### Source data
#####
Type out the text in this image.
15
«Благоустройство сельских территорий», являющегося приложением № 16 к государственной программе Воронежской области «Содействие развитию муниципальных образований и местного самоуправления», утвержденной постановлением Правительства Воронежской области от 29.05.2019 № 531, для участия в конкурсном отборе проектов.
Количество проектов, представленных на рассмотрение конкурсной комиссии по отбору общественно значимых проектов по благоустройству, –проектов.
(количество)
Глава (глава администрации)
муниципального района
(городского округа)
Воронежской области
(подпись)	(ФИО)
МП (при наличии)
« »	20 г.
#####
### WHAT IS REQUIRED
Each line of the listing above should be output exactly.

### RESULT
Type out the text in this image.
15
«Благоустройство сельских территорий», являющегося приложением № 16 к государственной программе Воронежской области «Содействие развитию муниципальных образований и местного самоуправления», утвержденной постановлением Правительства Воронежской области от 29.05.2019 № 531, для участия в конкурсном отборе проектов.
Количество проектов, представленных на рассмотрение конкурсной комиссии по отбору общественно значимых проектов по благоустройству, –проектов.
(количество)
Глава (глава администрации)
муниципального района
(городского округа)
Воронежской области
(подпись)	(ФИО)
МП (при наличии)
« »	20 г.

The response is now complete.